■ Work instructions: Within the data below, state how many lines contain the string "each". Provide the number only.

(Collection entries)
----
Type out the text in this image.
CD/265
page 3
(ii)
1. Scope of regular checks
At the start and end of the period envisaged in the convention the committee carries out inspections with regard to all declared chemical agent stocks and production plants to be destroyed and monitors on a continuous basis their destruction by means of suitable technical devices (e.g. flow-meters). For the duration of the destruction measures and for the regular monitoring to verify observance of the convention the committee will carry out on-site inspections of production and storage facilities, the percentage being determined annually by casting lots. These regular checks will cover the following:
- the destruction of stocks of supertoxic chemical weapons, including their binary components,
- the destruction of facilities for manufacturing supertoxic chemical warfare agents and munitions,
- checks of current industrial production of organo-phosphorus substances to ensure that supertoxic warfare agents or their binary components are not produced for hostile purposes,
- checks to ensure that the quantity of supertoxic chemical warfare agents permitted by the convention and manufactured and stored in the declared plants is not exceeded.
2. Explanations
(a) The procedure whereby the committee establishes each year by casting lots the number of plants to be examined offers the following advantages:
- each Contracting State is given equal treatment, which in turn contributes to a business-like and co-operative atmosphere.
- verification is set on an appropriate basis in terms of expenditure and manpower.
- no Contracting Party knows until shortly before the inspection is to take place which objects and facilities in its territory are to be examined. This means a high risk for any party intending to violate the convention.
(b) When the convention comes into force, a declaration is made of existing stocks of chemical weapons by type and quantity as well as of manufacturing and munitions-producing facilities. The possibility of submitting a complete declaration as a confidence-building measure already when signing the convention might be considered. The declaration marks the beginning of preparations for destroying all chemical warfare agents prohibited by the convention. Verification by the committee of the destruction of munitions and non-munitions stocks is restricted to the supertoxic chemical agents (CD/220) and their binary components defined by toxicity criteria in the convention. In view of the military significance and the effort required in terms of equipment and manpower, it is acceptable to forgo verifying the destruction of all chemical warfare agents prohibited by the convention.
----
■ Final result: 2